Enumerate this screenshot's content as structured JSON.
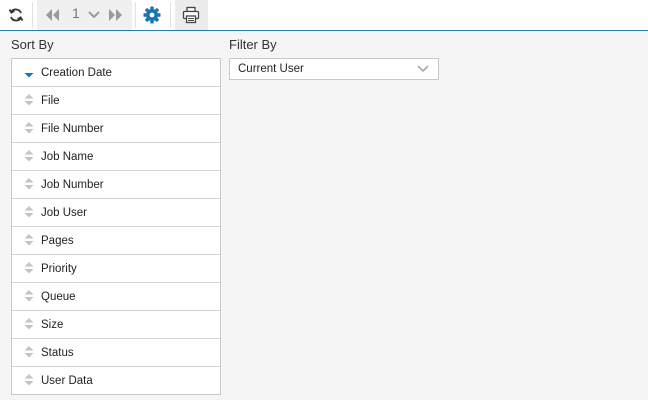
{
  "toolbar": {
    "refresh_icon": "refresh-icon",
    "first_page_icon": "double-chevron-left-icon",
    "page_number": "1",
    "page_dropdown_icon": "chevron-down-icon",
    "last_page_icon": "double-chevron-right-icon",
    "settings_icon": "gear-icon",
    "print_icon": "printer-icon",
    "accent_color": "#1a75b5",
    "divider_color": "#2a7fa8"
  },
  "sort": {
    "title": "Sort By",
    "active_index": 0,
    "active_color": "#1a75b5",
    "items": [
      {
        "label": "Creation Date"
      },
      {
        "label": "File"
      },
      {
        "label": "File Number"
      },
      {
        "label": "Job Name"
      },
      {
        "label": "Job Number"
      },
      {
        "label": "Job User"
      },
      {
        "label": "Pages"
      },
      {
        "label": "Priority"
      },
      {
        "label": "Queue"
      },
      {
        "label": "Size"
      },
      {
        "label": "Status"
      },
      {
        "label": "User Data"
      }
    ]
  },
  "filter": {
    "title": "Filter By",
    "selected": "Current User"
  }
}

________________________

Challenge:
Which lines above contain the word "label"? Copy each of them.

Output for this exercise:
        "label": "Creation Date"
        "label": "File"
        "label": "File Number"
        "label": "Job Name"
        "label": "Job Number"
        "label": "Job User"
        "label": "Pages"
        "label": "Priority"
        "label": "Queue"
        "label": "Size"
        "label": "Status"
        "label": "User Data"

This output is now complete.